STATED GOAL
Copy the records below exactly, leaving out every picture.

── TASK INPUTS ──

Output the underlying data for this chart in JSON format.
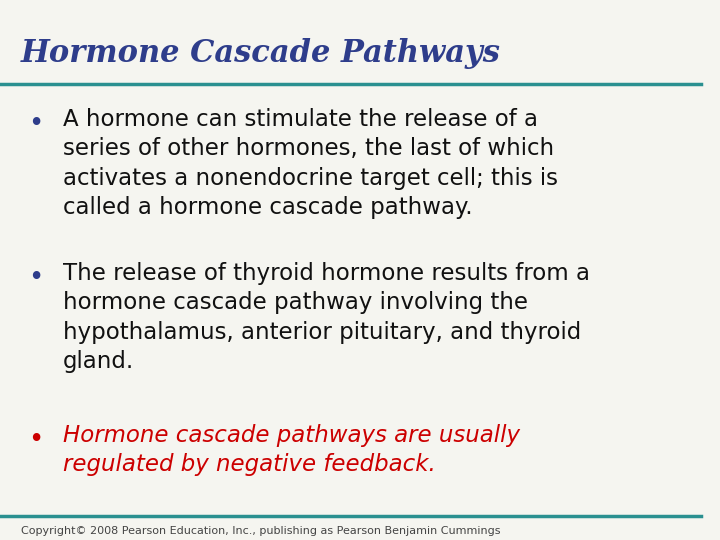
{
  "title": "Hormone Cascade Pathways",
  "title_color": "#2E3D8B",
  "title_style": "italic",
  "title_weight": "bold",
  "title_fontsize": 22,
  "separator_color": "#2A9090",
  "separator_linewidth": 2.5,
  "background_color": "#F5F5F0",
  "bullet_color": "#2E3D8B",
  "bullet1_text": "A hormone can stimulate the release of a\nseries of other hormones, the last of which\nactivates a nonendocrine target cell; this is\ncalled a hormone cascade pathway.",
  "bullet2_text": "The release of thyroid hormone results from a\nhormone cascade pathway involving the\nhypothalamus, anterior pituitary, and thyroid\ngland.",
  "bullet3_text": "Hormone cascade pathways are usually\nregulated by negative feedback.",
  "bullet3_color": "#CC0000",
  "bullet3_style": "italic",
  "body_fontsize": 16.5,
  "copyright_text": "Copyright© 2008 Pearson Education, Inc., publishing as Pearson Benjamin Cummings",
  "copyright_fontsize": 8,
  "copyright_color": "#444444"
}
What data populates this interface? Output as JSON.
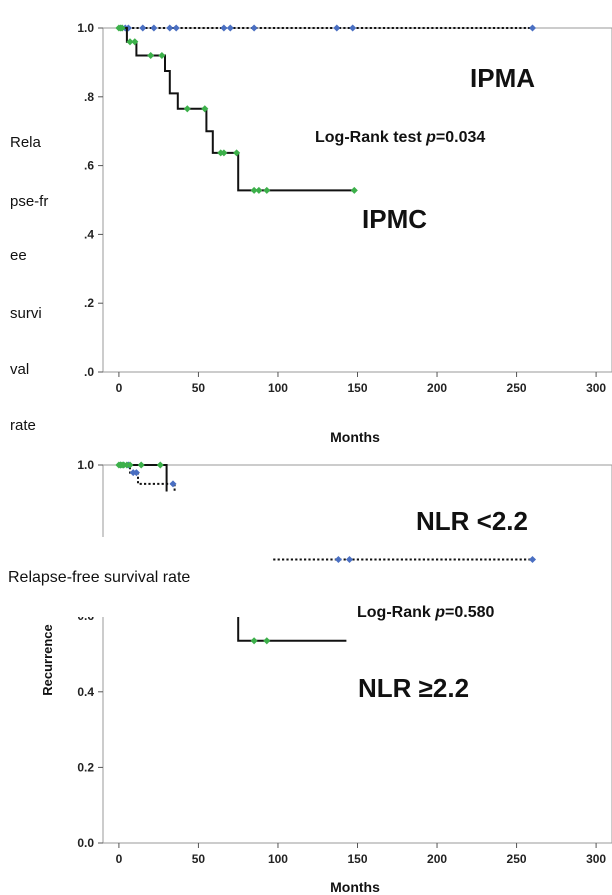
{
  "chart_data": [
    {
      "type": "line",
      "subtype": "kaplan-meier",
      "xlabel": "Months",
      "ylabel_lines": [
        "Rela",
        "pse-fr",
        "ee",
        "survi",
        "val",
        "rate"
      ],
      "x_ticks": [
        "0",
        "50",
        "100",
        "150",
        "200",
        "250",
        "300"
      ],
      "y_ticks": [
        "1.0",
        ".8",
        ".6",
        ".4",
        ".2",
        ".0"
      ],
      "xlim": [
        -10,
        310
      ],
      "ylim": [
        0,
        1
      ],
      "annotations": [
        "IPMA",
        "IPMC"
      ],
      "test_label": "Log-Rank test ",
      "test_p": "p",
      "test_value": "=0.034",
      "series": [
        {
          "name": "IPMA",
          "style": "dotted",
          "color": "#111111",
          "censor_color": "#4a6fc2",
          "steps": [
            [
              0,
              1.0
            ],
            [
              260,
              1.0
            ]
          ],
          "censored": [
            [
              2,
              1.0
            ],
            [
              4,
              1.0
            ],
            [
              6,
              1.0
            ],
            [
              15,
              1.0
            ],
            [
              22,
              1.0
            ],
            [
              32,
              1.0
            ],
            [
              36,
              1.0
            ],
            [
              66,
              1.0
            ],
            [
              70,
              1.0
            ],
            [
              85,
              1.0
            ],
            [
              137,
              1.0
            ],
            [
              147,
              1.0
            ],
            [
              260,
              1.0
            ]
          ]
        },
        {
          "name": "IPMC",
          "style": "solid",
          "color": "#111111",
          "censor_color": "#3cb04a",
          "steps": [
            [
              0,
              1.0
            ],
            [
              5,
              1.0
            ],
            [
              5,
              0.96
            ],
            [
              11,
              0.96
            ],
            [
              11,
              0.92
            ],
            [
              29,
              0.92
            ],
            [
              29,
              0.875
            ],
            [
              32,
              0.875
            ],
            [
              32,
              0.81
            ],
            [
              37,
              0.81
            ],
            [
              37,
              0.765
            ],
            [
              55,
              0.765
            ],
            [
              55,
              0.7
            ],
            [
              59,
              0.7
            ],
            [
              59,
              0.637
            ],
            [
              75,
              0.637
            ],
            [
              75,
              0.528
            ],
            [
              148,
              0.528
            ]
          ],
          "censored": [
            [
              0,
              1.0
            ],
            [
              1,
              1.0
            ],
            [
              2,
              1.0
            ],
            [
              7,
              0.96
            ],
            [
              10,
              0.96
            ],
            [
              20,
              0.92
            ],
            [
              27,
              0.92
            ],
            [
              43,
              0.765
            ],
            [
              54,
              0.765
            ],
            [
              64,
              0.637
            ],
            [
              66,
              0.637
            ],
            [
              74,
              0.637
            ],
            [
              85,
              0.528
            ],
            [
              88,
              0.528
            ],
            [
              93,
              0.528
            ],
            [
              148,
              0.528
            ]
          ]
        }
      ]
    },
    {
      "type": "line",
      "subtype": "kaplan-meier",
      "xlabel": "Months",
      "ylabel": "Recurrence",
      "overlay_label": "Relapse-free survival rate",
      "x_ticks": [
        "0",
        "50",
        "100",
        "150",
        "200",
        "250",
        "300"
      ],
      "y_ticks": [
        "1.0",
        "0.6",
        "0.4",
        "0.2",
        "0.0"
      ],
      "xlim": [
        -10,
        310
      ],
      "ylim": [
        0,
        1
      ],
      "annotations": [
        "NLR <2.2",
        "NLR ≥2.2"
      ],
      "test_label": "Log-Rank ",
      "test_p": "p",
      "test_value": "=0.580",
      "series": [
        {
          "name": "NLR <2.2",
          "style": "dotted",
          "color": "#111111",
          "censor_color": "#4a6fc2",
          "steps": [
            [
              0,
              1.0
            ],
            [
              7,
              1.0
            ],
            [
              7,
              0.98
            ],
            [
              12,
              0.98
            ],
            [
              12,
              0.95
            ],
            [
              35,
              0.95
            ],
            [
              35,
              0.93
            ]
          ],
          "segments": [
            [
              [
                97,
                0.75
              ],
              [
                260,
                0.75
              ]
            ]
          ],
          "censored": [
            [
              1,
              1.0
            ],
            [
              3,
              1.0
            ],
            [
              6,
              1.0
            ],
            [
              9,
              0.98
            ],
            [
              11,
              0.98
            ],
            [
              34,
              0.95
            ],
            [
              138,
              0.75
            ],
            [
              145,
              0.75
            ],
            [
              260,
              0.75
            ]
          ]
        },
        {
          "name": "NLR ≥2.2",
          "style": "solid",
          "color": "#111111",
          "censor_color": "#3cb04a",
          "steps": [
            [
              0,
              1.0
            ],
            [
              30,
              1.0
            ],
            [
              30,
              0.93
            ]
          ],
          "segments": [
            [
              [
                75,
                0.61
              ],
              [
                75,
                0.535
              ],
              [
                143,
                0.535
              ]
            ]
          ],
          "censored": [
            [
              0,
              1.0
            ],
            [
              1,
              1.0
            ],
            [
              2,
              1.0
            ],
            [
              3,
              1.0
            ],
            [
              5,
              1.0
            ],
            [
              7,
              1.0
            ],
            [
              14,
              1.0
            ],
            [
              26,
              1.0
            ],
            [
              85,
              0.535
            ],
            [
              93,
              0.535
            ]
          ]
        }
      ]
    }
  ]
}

───

REPLY TO THE TASK
Output the underlying data for this chart in JSON format.
{
  "title": "Hormone Cascade Pathways",
  "title_color": "#2E3D8B",
  "title_style": "italic",
  "title_weight": "bold",
  "title_fontsize": 22,
  "separator_color": "#2A9090",
  "separator_linewidth": 2.5,
  "background_color": "#F5F5F0",
  "bullet_color": "#2E3D8B",
  "bullet1_text": "A hormone can stimulate the release of a\nseries of other hormones, the last of which\nactivates a nonendocrine target cell; this is\ncalled a hormone cascade pathway.",
  "bullet2_text": "The release of thyroid hormone results from a\nhormone cascade pathway involving the\nhypothalamus, anterior pituitary, and thyroid\ngland.",
  "bullet3_text": "Hormone cascade pathways are usually\nregulated by negative feedback.",
  "bullet3_color": "#CC0000",
  "bullet3_style": "italic",
  "body_fontsize": 16.5,
  "copyright_text": "Copyright© 2008 Pearson Education, Inc., publishing as Pearson Benjamin Cummings",
  "copyright_fontsize": 8,
  "copyright_color": "#444444"
}
What data populates this interface? Output as JSON.
{
  "chart_data": [
    {
      "type": "line",
      "subtype": "kaplan-meier",
      "xlabel": "Months",
      "ylabel_lines": [
        "Rela",
        "pse-fr",
        "ee",
        "survi",
        "val",
        "rate"
      ],
      "x_ticks": [
        "0",
        "50",
        "100",
        "150",
        "200",
        "250",
        "300"
      ],
      "y_ticks": [
        "1.0",
        ".8",
        ".6",
        ".4",
        ".2",
        ".0"
      ],
      "xlim": [
        -10,
        310
      ],
      "ylim": [
        0,
        1
      ],
      "annotations": [
        "IPMA",
        "IPMC"
      ],
      "test_label": "Log-Rank test ",
      "test_p": "p",
      "test_value": "=0.034",
      "series": [
        {
          "name": "IPMA",
          "style": "dotted",
          "color": "#111111",
          "censor_color": "#4a6fc2",
          "steps": [
            [
              0,
              1.0
            ],
            [
              260,
              1.0
            ]
          ],
          "censored": [
            [
              2,
              1.0
            ],
            [
              4,
              1.0
            ],
            [
              6,
              1.0
            ],
            [
              15,
              1.0
            ],
            [
              22,
              1.0
            ],
            [
              32,
              1.0
            ],
            [
              36,
              1.0
            ],
            [
              66,
              1.0
            ],
            [
              70,
              1.0
            ],
            [
              85,
              1.0
            ],
            [
              137,
              1.0
            ],
            [
              147,
              1.0
            ],
            [
              260,
              1.0
            ]
          ]
        },
        {
          "name": "IPMC",
          "style": "solid",
          "color": "#111111",
          "censor_color": "#3cb04a",
          "steps": [
            [
              0,
              1.0
            ],
            [
              5,
              1.0
            ],
            [
              5,
              0.96
            ],
            [
              11,
              0.96
            ],
            [
              11,
              0.92
            ],
            [
              29,
              0.92
            ],
            [
              29,
              0.875
            ],
            [
              32,
              0.875
            ],
            [
              32,
              0.81
            ],
            [
              37,
              0.81
            ],
            [
              37,
              0.765
            ],
            [
              55,
              0.765
            ],
            [
              55,
              0.7
            ],
            [
              59,
              0.7
            ],
            [
              59,
              0.637
            ],
            [
              75,
              0.637
            ],
            [
              75,
              0.528
            ],
            [
              148,
              0.528
            ]
          ],
          "censored": [
            [
              0,
              1.0
            ],
            [
              1,
              1.0
            ],
            [
              2,
              1.0
            ],
            [
              7,
              0.96
            ],
            [
              10,
              0.96
            ],
            [
              20,
              0.92
            ],
            [
              27,
              0.92
            ],
            [
              43,
              0.765
            ],
            [
              54,
              0.765
            ],
            [
              64,
              0.637
            ],
            [
              66,
              0.637
            ],
            [
              74,
              0.637
            ],
            [
              85,
              0.528
            ],
            [
              88,
              0.528
            ],
            [
              93,
              0.528
            ],
            [
              148,
              0.528
            ]
          ]
        }
      ]
    },
    {
      "type": "line",
      "subtype": "kaplan-meier",
      "xlabel": "Months",
      "ylabel": "Recurrence",
      "overlay_label": "Relapse-free survival rate",
      "x_ticks": [
        "0",
        "50",
        "100",
        "150",
        "200",
        "250",
        "300"
      ],
      "y_ticks": [
        "1.0",
        "0.6",
        "0.4",
        "0.2",
        "0.0"
      ],
      "xlim": [
        -10,
        310
      ],
      "ylim": [
        0,
        1
      ],
      "annotations": [
        "NLR <2.2",
        "NLR ≥2.2"
      ],
      "test_label": "Log-Rank ",
      "test_p": "p",
      "test_value": "=0.580",
      "series": [
        {
          "name": "NLR <2.2",
          "style": "dotted",
          "color": "#111111",
          "censor_color": "#4a6fc2",
          "steps": [
            [
              0,
              1.0
            ],
            [
              7,
              1.0
            ],
            [
              7,
              0.98
            ],
            [
              12,
              0.98
            ],
            [
              12,
              0.95
            ],
            [
              35,
              0.95
            ],
            [
              35,
              0.93
            ]
          ],
          "segments": [
            [
              [
                97,
                0.75
              ],
              [
                260,
                0.75
              ]
            ]
          ],
          "censored": [
            [
              1,
              1.0
            ],
            [
              3,
              1.0
            ],
            [
              6,
              1.0
            ],
            [
              9,
              0.98
            ],
            [
              11,
              0.98
            ],
            [
              34,
              0.95
            ],
            [
              138,
              0.75
            ],
            [
              145,
              0.75
            ],
            [
              260,
              0.75
            ]
          ]
        },
        {
          "name": "NLR ≥2.2",
          "style": "solid",
          "color": "#111111",
          "censor_color": "#3cb04a",
          "steps": [
            [
              0,
              1.0
            ],
            [
              30,
              1.0
            ],
            [
              30,
              0.93
            ]
          ],
          "segments": [
            [
              [
                75,
                0.61
              ],
              [
                75,
                0.535
              ],
              [
                143,
                0.535
              ]
            ]
          ],
          "censored": [
            [
              0,
              1.0
            ],
            [
              1,
              1.0
            ],
            [
              2,
              1.0
            ],
            [
              3,
              1.0
            ],
            [
              5,
              1.0
            ],
            [
              7,
              1.0
            ],
            [
              14,
              1.0
            ],
            [
              26,
              1.0
            ],
            [
              85,
              0.535
            ],
            [
              93,
              0.535
            ]
          ]
        }
      ]
    }
  ]
}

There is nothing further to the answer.